══ Data extract
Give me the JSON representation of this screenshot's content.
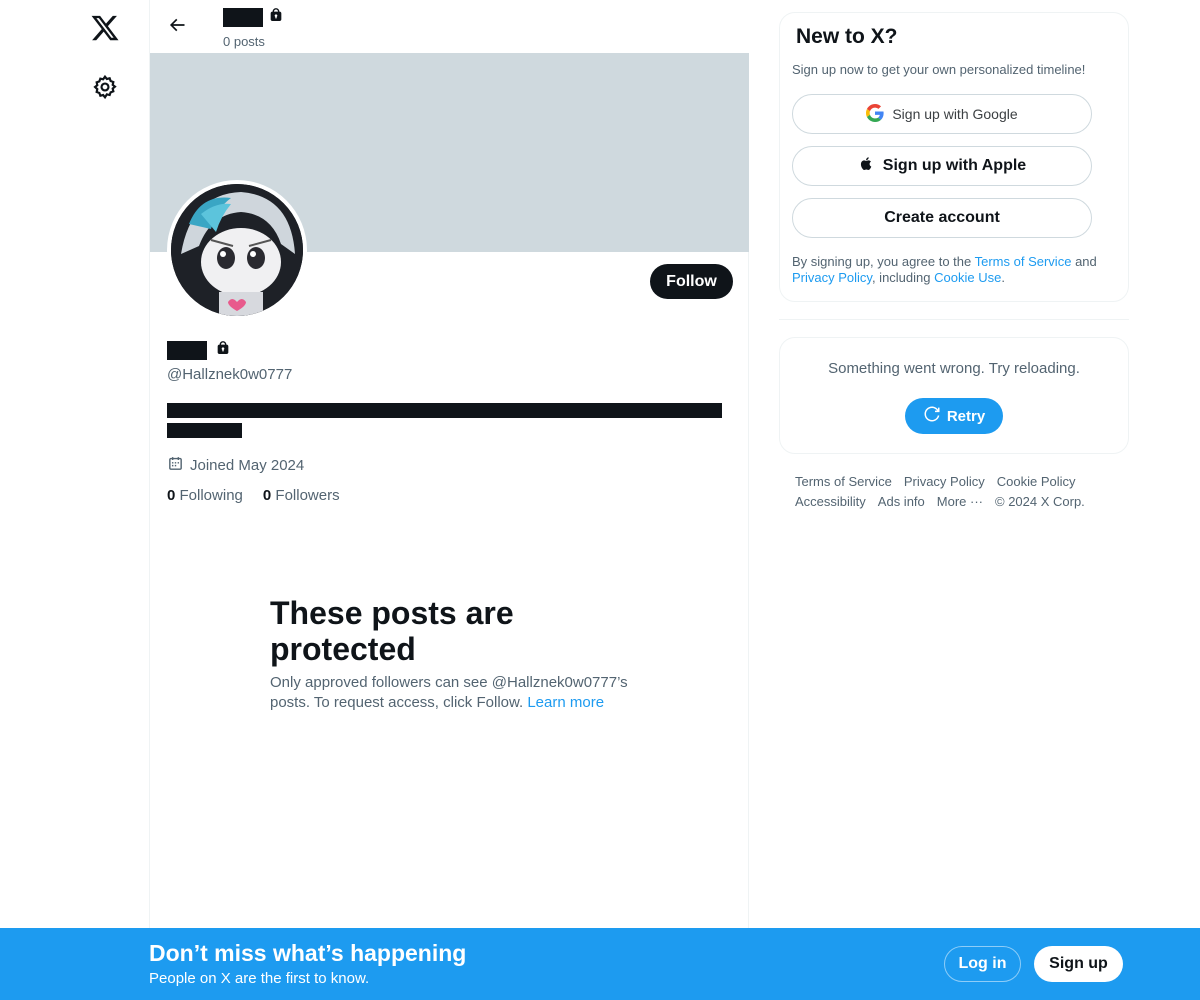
{
  "nav": {
    "logo_icon": "x-logo-icon",
    "settings_icon": "gear-icon"
  },
  "header": {
    "posts_count": "0 posts",
    "back_icon": "arrow-left-icon",
    "lock_icon": "lock-icon"
  },
  "profile": {
    "handle": "@Hallznek0w0777",
    "follow_label": "Follow",
    "joined": "Joined May 2024",
    "following_count": "0",
    "following_label": "Following",
    "followers_count": "0",
    "followers_label": "Followers"
  },
  "protected": {
    "title": "These posts are protected",
    "body": "Only approved followers can see @Hallznek0w0777’s posts. To request access, click Follow.",
    "learn_more": "Learn more"
  },
  "signup_panel": {
    "title": "New to X?",
    "subtitle": "Sign up now to get your own personalized timeline!",
    "google_label": "Sign up with Google",
    "apple_label": "Sign up with Apple",
    "create_label": "Create account",
    "terms_prefix": "By signing up, you agree to the",
    "terms_link": "Terms of Service",
    "terms_and": "and",
    "privacy_link": "Privacy Policy",
    "including": ", including",
    "cookie_link": "Cookie Use",
    "period": "."
  },
  "error_panel": {
    "message": "Something went wrong. Try reloading.",
    "retry_label": "Retry"
  },
  "footer": {
    "links": [
      "Terms of Service",
      "Privacy Policy",
      "Cookie Policy",
      "Accessibility",
      "Ads info",
      "More ···",
      "© 2024 X Corp."
    ]
  },
  "bottom_bar": {
    "title": "Don’t miss what’s happening",
    "subtitle": "People on X are the first to know.",
    "login_label": "Log in",
    "signup_label": "Sign up"
  },
  "colors": {
    "accent": "#1d9bf0",
    "banner": "#cfd9de",
    "text_primary": "#0f1419",
    "text_secondary": "#536471"
  }
}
════
Required task:
From the listing above, find the number of lines with the word "Privacy" in them. Answer with the number only.

Answer to the problem:
2